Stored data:
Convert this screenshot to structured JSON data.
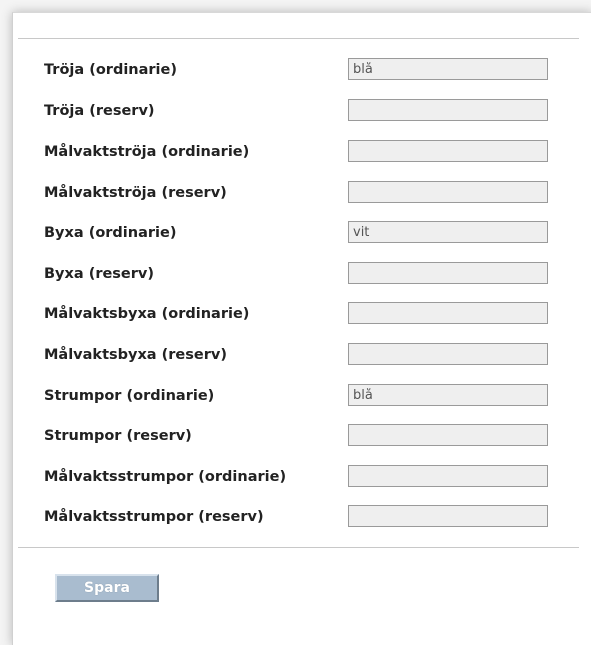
{
  "form": {
    "fields": [
      {
        "label": "Tröja (ordinarie)",
        "value": "blå"
      },
      {
        "label": "Tröja (reserv)",
        "value": ""
      },
      {
        "label": "Målvaktströja (ordinarie)",
        "value": ""
      },
      {
        "label": "Målvaktströja (reserv)",
        "value": ""
      },
      {
        "label": "Byxa (ordinarie)",
        "value": "vit"
      },
      {
        "label": "Byxa (reserv)",
        "value": ""
      },
      {
        "label": "Målvaktsbyxa (ordinarie)",
        "value": ""
      },
      {
        "label": "Målvaktsbyxa (reserv)",
        "value": ""
      },
      {
        "label": "Strumpor (ordinarie)",
        "value": "blå"
      },
      {
        "label": "Strumpor (reserv)",
        "value": ""
      },
      {
        "label": "Målvaktsstrumpor (ordinarie)",
        "value": ""
      },
      {
        "label": "Målvaktsstrumpor (reserv)",
        "value": ""
      }
    ],
    "save_label": "Spara"
  }
}
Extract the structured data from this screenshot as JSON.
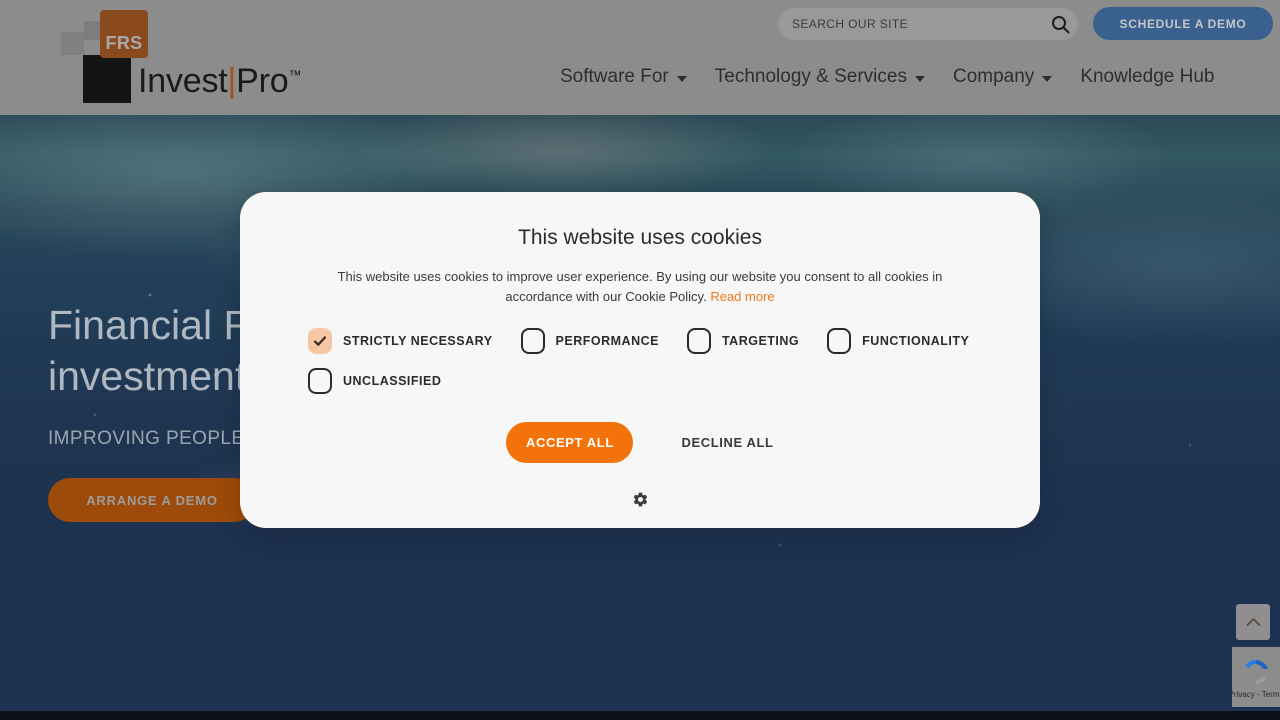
{
  "header": {
    "logo": {
      "badge_text": "FRS",
      "wordmark_primary": "Invest",
      "wordmark_divider": "|",
      "wordmark_secondary": "Pro",
      "trademark": "™"
    },
    "search": {
      "placeholder": "SEARCH OUR SITE",
      "value": "",
      "icon": "search-icon"
    },
    "cta_label": "SCHEDULE A DEMO",
    "nav": [
      {
        "label": "Software For",
        "has_dropdown": true
      },
      {
        "label": "Technology & Services",
        "has_dropdown": true
      },
      {
        "label": "Company",
        "has_dropdown": true
      },
      {
        "label": "Knowledge Hub",
        "has_dropdown": false
      }
    ]
  },
  "hero": {
    "title": "Financial Risk Solutions (FRS) Invest|Pro™ investment administration software",
    "subtitle": "IMPROVING PEOPLE'S RETIREMENT WITH TECHNOLOGY",
    "cta_label": "ARRANGE A DEMO"
  },
  "cookie_dialog": {
    "title": "This website uses cookies",
    "description": "This website uses cookies to improve user experience. By using our website you consent to all cookies in accordance with our Cookie Policy.",
    "read_more_label": "Read more",
    "categories": [
      {
        "label": "STRICTLY NECESSARY",
        "checked": true
      },
      {
        "label": "PERFORMANCE",
        "checked": false
      },
      {
        "label": "TARGETING",
        "checked": false
      },
      {
        "label": "FUNCTIONALITY",
        "checked": false
      },
      {
        "label": "UNCLASSIFIED",
        "checked": false
      }
    ],
    "accept_label": "ACCEPT ALL",
    "decline_label": "DECLINE ALL",
    "settings_icon": "gear-icon"
  },
  "widgets": {
    "scroll_top_icon": "chevron-up-icon",
    "recaptcha_label": "Privacy - Terms"
  },
  "colors": {
    "brand_orange": "#f4720a",
    "logo_orange": "#8a4a1e",
    "link_orange": "#f07818",
    "demo_blue": "#3a6090",
    "checked_box": "#f6c7a5",
    "dialog_bg": "#f7f7f7",
    "page_navy": "#1e3352",
    "header_dimmed": "#8c8c8c"
  }
}
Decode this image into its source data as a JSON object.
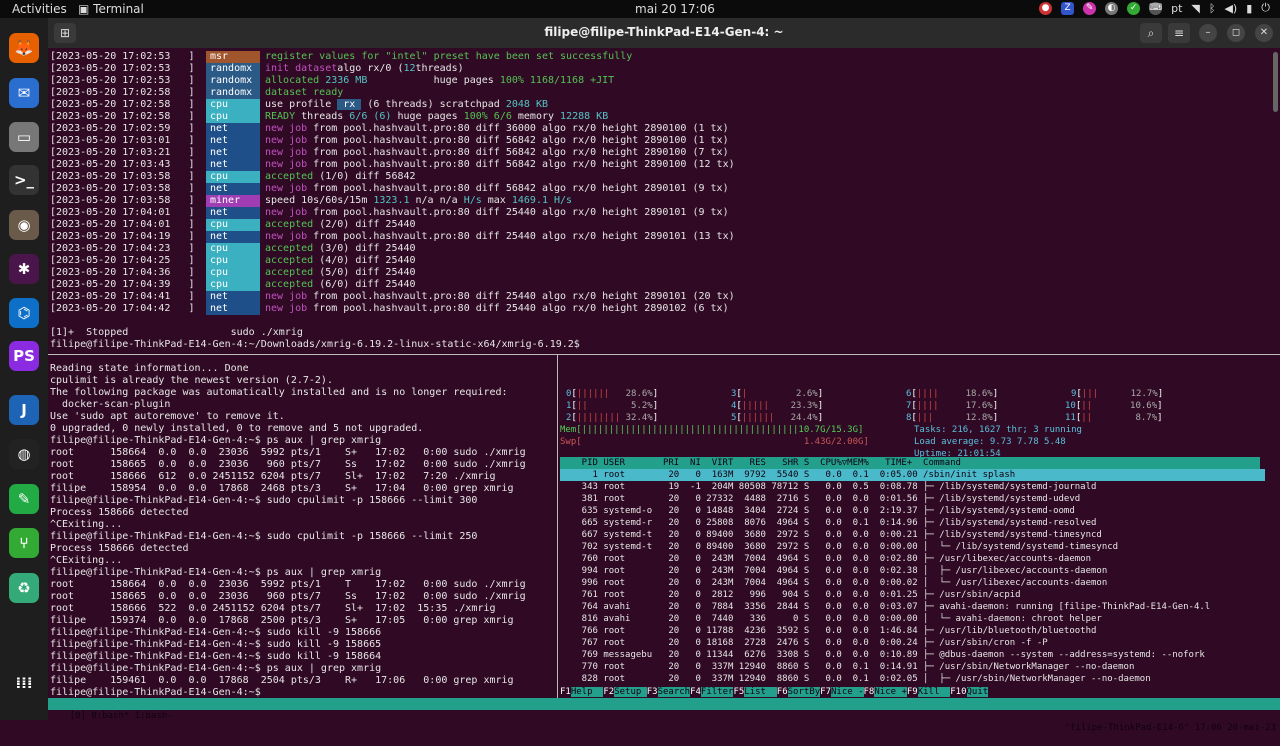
{
  "topbar": {
    "activities": "Activities",
    "app": "Terminal",
    "clock": "mai 20  17:06",
    "lang": "pt"
  },
  "dock": [
    {
      "name": "firefox-icon",
      "glyph": "🦊",
      "bg": "#e66000"
    },
    {
      "name": "thunderbird-icon",
      "glyph": "✉",
      "bg": "#2a6fd0"
    },
    {
      "name": "files-icon",
      "glyph": "▭",
      "bg": "#777"
    },
    {
      "name": "terminal-icon",
      "glyph": ">_",
      "bg": "#333"
    },
    {
      "name": "gimp-icon",
      "glyph": "◉",
      "bg": "#6a5a4a"
    },
    {
      "name": "slack-icon",
      "glyph": "✱",
      "bg": "#4a154b"
    },
    {
      "name": "vscode-icon",
      "glyph": "⌬",
      "bg": "#0e6fc8"
    },
    {
      "name": "phpstorm-icon",
      "glyph": "PS",
      "bg": "#8a2be2"
    },
    {
      "name": "joplin-icon",
      "glyph": "J",
      "bg": "#1d64b6"
    },
    {
      "name": "obs-icon",
      "glyph": "◍",
      "bg": "#222"
    },
    {
      "name": "editor-icon",
      "glyph": "✎",
      "bg": "#2a4"
    },
    {
      "name": "git-icon",
      "glyph": "⑂",
      "bg": "#3a3"
    },
    {
      "name": "trash-icon",
      "glyph": "♻",
      "bg": "#3a7"
    },
    {
      "name": "apps-grid-icon",
      "glyph": "⁞⁞⁞",
      "bg": "#1e1e1e"
    }
  ],
  "window": {
    "title": "filipe@filipe-ThinkPad-E14-Gen-4: ~"
  },
  "log": [
    {
      "ts": "[2023-05-20 17:02:53   ]",
      "tag": "msr",
      "cls": "msr",
      "parts": [
        [
          "c-g",
          "register values for \"intel\" preset have been set successfully"
        ]
      ]
    },
    {
      "ts": "[2023-05-20 17:02:53   ]",
      "tag": "randomx",
      "cls": "randomx",
      "parts": [
        [
          "c-m",
          "init dataset"
        ],
        [
          "",
          "algo rx/0 ("
        ],
        [
          "c-c",
          "12"
        ],
        [
          "",
          "threads)"
        ]
      ]
    },
    {
      "ts": "[2023-05-20 17:02:53   ]",
      "tag": "randomx",
      "cls": "randomx",
      "parts": [
        [
          "c-g",
          "allocated"
        ],
        [
          "c-c",
          " 2336 MB"
        ],
        [
          "",
          "           huge pages "
        ],
        [
          "c-g",
          "100% 1168/1168 +JIT"
        ]
      ]
    },
    {
      "ts": "[2023-05-20 17:02:58   ]",
      "tag": "randomx",
      "cls": "randomx",
      "parts": [
        [
          "c-g",
          "dataset ready"
        ]
      ]
    },
    {
      "ts": "[2023-05-20 17:02:58   ]",
      "tag": "cpu",
      "cls": "cpu",
      "parts": [
        [
          "",
          "use profile "
        ],
        [
          "c-w",
          " rx "
        ],
        [
          "",
          " (6 threads) scratchpad "
        ],
        [
          "c-c",
          "2048 KB"
        ]
      ]
    },
    {
      "ts": "[2023-05-20 17:02:58   ]",
      "tag": "cpu",
      "cls": "cpu",
      "parts": [
        [
          "c-g",
          "READY"
        ],
        [
          "",
          " threads "
        ],
        [
          "c-c",
          "6/6 (6)"
        ],
        [
          "",
          " huge pages "
        ],
        [
          "c-g",
          "100% 6/6"
        ],
        [
          "",
          " memory "
        ],
        [
          "c-c",
          "12288 KB"
        ]
      ]
    },
    {
      "ts": "[2023-05-20 17:02:59   ]",
      "tag": "net",
      "cls": "net",
      "parts": [
        [
          "c-m",
          "new job"
        ],
        [
          "",
          " from pool.hashvault.pro:80 diff 36000 algo rx/0 height 2890100 (1 tx)"
        ]
      ]
    },
    {
      "ts": "[2023-05-20 17:03:01   ]",
      "tag": "net",
      "cls": "net",
      "parts": [
        [
          "c-m",
          "new job"
        ],
        [
          "",
          " from pool.hashvault.pro:80 diff 56842 algo rx/0 height 2890100 (1 tx)"
        ]
      ]
    },
    {
      "ts": "[2023-05-20 17:03:21   ]",
      "tag": "net",
      "cls": "net",
      "parts": [
        [
          "c-m",
          "new job"
        ],
        [
          "",
          " from pool.hashvault.pro:80 diff 56842 algo rx/0 height 2890100 (7 tx)"
        ]
      ]
    },
    {
      "ts": "[2023-05-20 17:03:43   ]",
      "tag": "net",
      "cls": "net",
      "parts": [
        [
          "c-m",
          "new job"
        ],
        [
          "",
          " from pool.hashvault.pro:80 diff 56842 algo rx/0 height 2890100 (12 tx)"
        ]
      ]
    },
    {
      "ts": "[2023-05-20 17:03:58   ]",
      "tag": "cpu",
      "cls": "cpu",
      "parts": [
        [
          "c-g",
          "accepted"
        ],
        [
          "",
          " (1/0) diff 56842"
        ]
      ]
    },
    {
      "ts": "[2023-05-20 17:03:58   ]",
      "tag": "net",
      "cls": "net",
      "parts": [
        [
          "c-m",
          "new job"
        ],
        [
          "",
          " from pool.hashvault.pro:80 diff 56842 algo rx/0 height 2890101 (9 tx)"
        ]
      ]
    },
    {
      "ts": "[2023-05-20 17:03:58   ]",
      "tag": "miner",
      "cls": "miner",
      "parts": [
        [
          "",
          "speed 10s/60s/15m "
        ],
        [
          "c-c",
          "1323.1"
        ],
        [
          "",
          " n/a n/a "
        ],
        [
          "c-c",
          "H/s"
        ],
        [
          "",
          " max "
        ],
        [
          "c-c",
          "1469.1 H/s"
        ]
      ]
    },
    {
      "ts": "[2023-05-20 17:04:01   ]",
      "tag": "net",
      "cls": "net",
      "parts": [
        [
          "c-m",
          "new job"
        ],
        [
          "",
          " from pool.hashvault.pro:80 diff 25440 algo rx/0 height 2890101 (9 tx)"
        ]
      ]
    },
    {
      "ts": "[2023-05-20 17:04:01   ]",
      "tag": "cpu",
      "cls": "cpu",
      "parts": [
        [
          "c-g",
          "accepted"
        ],
        [
          "",
          " (2/0) diff 25440"
        ]
      ]
    },
    {
      "ts": "[2023-05-20 17:04:19   ]",
      "tag": "net",
      "cls": "net",
      "parts": [
        [
          "c-m",
          "new job"
        ],
        [
          "",
          " from pool.hashvault.pro:80 diff 25440 algo rx/0 height 2890101 (13 tx)"
        ]
      ]
    },
    {
      "ts": "[2023-05-20 17:04:23   ]",
      "tag": "cpu",
      "cls": "cpu",
      "parts": [
        [
          "c-g",
          "accepted"
        ],
        [
          "",
          " (3/0) diff 25440"
        ]
      ]
    },
    {
      "ts": "[2023-05-20 17:04:25   ]",
      "tag": "cpu",
      "cls": "cpu",
      "parts": [
        [
          "c-g",
          "accepted"
        ],
        [
          "",
          " (4/0) diff 25440"
        ]
      ]
    },
    {
      "ts": "[2023-05-20 17:04:36   ]",
      "tag": "cpu",
      "cls": "cpu",
      "parts": [
        [
          "c-g",
          "accepted"
        ],
        [
          "",
          " (5/0) diff 25440"
        ]
      ]
    },
    {
      "ts": "[2023-05-20 17:04:39   ]",
      "tag": "cpu",
      "cls": "cpu",
      "parts": [
        [
          "c-g",
          "accepted"
        ],
        [
          "",
          " (6/0) diff 25440"
        ]
      ]
    },
    {
      "ts": "[2023-05-20 17:04:41   ]",
      "tag": "net",
      "cls": "net",
      "parts": [
        [
          "c-m",
          "new job"
        ],
        [
          "",
          " from pool.hashvault.pro:80 diff 25440 algo rx/0 height 2890101 (20 tx)"
        ]
      ]
    },
    {
      "ts": "[2023-05-20 17:04:42   ]",
      "tag": "net",
      "cls": "net",
      "parts": [
        [
          "c-m",
          "new job"
        ],
        [
          "",
          " from pool.hashvault.pro:80 diff 25440 algo rx/0 height 2890102 (6 tx)"
        ]
      ]
    }
  ],
  "stopped": "[1]+  Stopped                 sudo ./xmrig",
  "prompt1": "filipe@filipe-ThinkPad-E14-Gen-4:~/Downloads/xmrig-6.19.2-linux-static-x64/xmrig-6.19.2$",
  "bash": [
    "Reading state information... Done",
    "cpulimit is already the newest version (2.7-2).",
    "The following package was automatically installed and is no longer required:",
    "  docker-scan-plugin",
    "Use 'sudo apt autoremove' to remove it.",
    "0 upgraded, 0 newly installed, 0 to remove and 5 not upgraded.",
    "filipe@filipe-ThinkPad-E14-Gen-4:~$ ps aux | grep xmrig",
    "root      158664  0.0  0.0  23036  5992 pts/1    S+   17:02   0:00 sudo ./xmrig",
    "root      158665  0.0  0.0  23036   960 pts/7    Ss   17:02   0:00 sudo ./xmrig",
    "root      158666  612  0.0 2451152 6204 pts/7    Sl+  17:02   7:20 ./xmrig",
    "filipe    158954  0.0  0.0  17868  2468 pts/3    S+   17:04   0:00 grep xmrig",
    "filipe@filipe-ThinkPad-E14-Gen-4:~$ sudo cpulimit -p 158666 --limit 300",
    "Process 158666 detected",
    "^CExiting...",
    "filipe@filipe-ThinkPad-E14-Gen-4:~$ sudo cpulimit -p 158666 --limit 250",
    "Process 158666 detected",
    "^CExiting...",
    "filipe@filipe-ThinkPad-E14-Gen-4:~$ ps aux | grep xmrig",
    "root      158664  0.0  0.0  23036  5992 pts/1    T    17:02   0:00 sudo ./xmrig",
    "root      158665  0.0  0.0  23036   960 pts/7    Ss   17:02   0:00 sudo ./xmrig",
    "root      158666  522  0.0 2451152 6204 pts/7    Sl+  17:02  15:35 ./xmrig",
    "filipe    159374  0.0  0.0  17868  2500 pts/3    S+   17:05   0:00 grep xmrig",
    "filipe@filipe-ThinkPad-E14-Gen-4:~$ sudo kill -9 158666",
    "filipe@filipe-ThinkPad-E14-Gen-4:~$ sudo kill -9 158665",
    "filipe@filipe-ThinkPad-E14-Gen-4:~$ sudo kill -9 158664",
    "filipe@filipe-ThinkPad-E14-Gen-4:~$ ps aux | grep xmrig",
    "filipe    159461  0.0  0.0  17868  2504 pts/3    R+   17:06   0:00 grep xmrig",
    "filipe@filipe-ThinkPad-E14-Gen-4:~$ "
  ],
  "htop": {
    "cpus": [
      {
        "id": "0",
        "bar": "||||||",
        "pct": "28.6%"
      },
      {
        "id": "1",
        "bar": "||",
        "pct": "5.2%"
      },
      {
        "id": "2",
        "bar": "||||||||",
        "pct": "32.4%"
      },
      {
        "id": "3",
        "bar": "|",
        "pct": "2.6%"
      },
      {
        "id": "4",
        "bar": "|||||",
        "pct": "23.3%"
      },
      {
        "id": "5",
        "bar": "||||||",
        "pct": "24.4%"
      },
      {
        "id": "6",
        "bar": "||||",
        "pct": "18.6%"
      },
      {
        "id": "7",
        "bar": "||||",
        "pct": "17.6%"
      },
      {
        "id": "8",
        "bar": "|||",
        "pct": "12.8%"
      },
      {
        "id": "9",
        "bar": "|||",
        "pct": "12.7%"
      },
      {
        "id": "10",
        "bar": "||",
        "pct": "10.6%"
      },
      {
        "id": "11",
        "bar": "||",
        "pct": "8.7%"
      }
    ],
    "mem": "Mem[||||||||||||||||||||||||||||||||||||||||10.7G/15.3G]",
    "swp": "Swp[                                         1.43G/2.00G]",
    "tasks": "Tasks: 216, 1627 thr; 3 running",
    "load": "Load average: 9.73 7.78 5.48",
    "uptime": "Uptime: 21:01:54",
    "header": "    PID USER       PRI  NI  VIRT   RES   SHR S  CPU%▽MEM%   TIME+  Command",
    "rows": [
      "      1 root        20   0  163M  9792  5540 S   0.0  0.1  0:05.00 /sbin/init splash",
      "    343 root        19  -1  204M 80508 78712 S   0.0  0.5  0:08.78 ├─ /lib/systemd/systemd-journald",
      "    381 root        20   0 27332  4488  2716 S   0.0  0.0  0:01.56 ├─ /lib/systemd/systemd-udevd",
      "    635 systemd-o   20   0 14848  3404  2724 S   0.0  0.0  2:19.37 ├─ /lib/systemd/systemd-oomd",
      "    665 systemd-r   20   0 25808  8076  4964 S   0.0  0.1  0:14.96 ├─ /lib/systemd/systemd-resolved",
      "    667 systemd-t   20   0 89400  3680  2972 S   0.0  0.0  0:00.21 ├─ /lib/systemd/systemd-timesyncd",
      "    702 systemd-t   20   0 89400  3680  2972 S   0.0  0.0  0:00.00 │  └─ /lib/systemd/systemd-timesyncd",
      "    760 root        20   0  243M  7004  4964 S   0.0  0.0  0:02.80 ├─ /usr/libexec/accounts-daemon",
      "    994 root        20   0  243M  7004  4964 S   0.0  0.0  0:02.38 │  ├─ /usr/libexec/accounts-daemon",
      "    996 root        20   0  243M  7004  4964 S   0.0  0.0  0:00.02 │  └─ /usr/libexec/accounts-daemon",
      "    761 root        20   0  2812   996   904 S   0.0  0.0  0:01.25 ├─ /usr/sbin/acpid",
      "    764 avahi       20   0  7884  3356  2844 S   0.0  0.0  0:03.07 ├─ avahi-daemon: running [filipe-ThinkPad-E14-Gen-4.l",
      "    816 avahi       20   0  7440   336     0 S   0.0  0.0  0:00.00 │  └─ avahi-daemon: chroot helper",
      "    766 root        20   0 11788  4236  3592 S   0.0  0.0  1:46.84 ├─ /usr/lib/bluetooth/bluetoothd",
      "    767 root        20   0 18168  2728  2476 S   0.0  0.0  0:00.24 ├─ /usr/sbin/cron -f -P",
      "    769 messagebu   20   0 11344  6276  3308 S   0.0  0.0  0:10.89 ├─ @dbus-daemon --system --address=systemd: --nofork",
      "    770 root        20   0  337M 12940  8860 S   0.0  0.1  0:14.91 ├─ /usr/sbin/NetworkManager --no-daemon",
      "    828 root        20   0  337M 12940  8860 S   0.0  0.1  0:02.05 │  ├─ /usr/sbin/NetworkManager --no-daemon"
    ],
    "fkeys": [
      [
        "F1",
        "Help  "
      ],
      [
        "F2",
        "Setup "
      ],
      [
        "F3",
        "Search"
      ],
      [
        "F4",
        "Filter"
      ],
      [
        "F5",
        "List  "
      ],
      [
        "F6",
        "SortBy"
      ],
      [
        "F7",
        "Nice -"
      ],
      [
        "F8",
        "Nice +"
      ],
      [
        "F9",
        "Kill  "
      ],
      [
        "F10",
        "Quit"
      ]
    ]
  },
  "tmux": {
    "left": "[0] 0:bash* 1:bash-",
    "right": "\"filipe-ThinkPad-E14-G\" 17:06 20-mai-23"
  }
}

**REQUIREMENT**: Tally up the lines with the word "sbin" in them, and answer with that number by itself.

**OUTPUT BELOW**: 5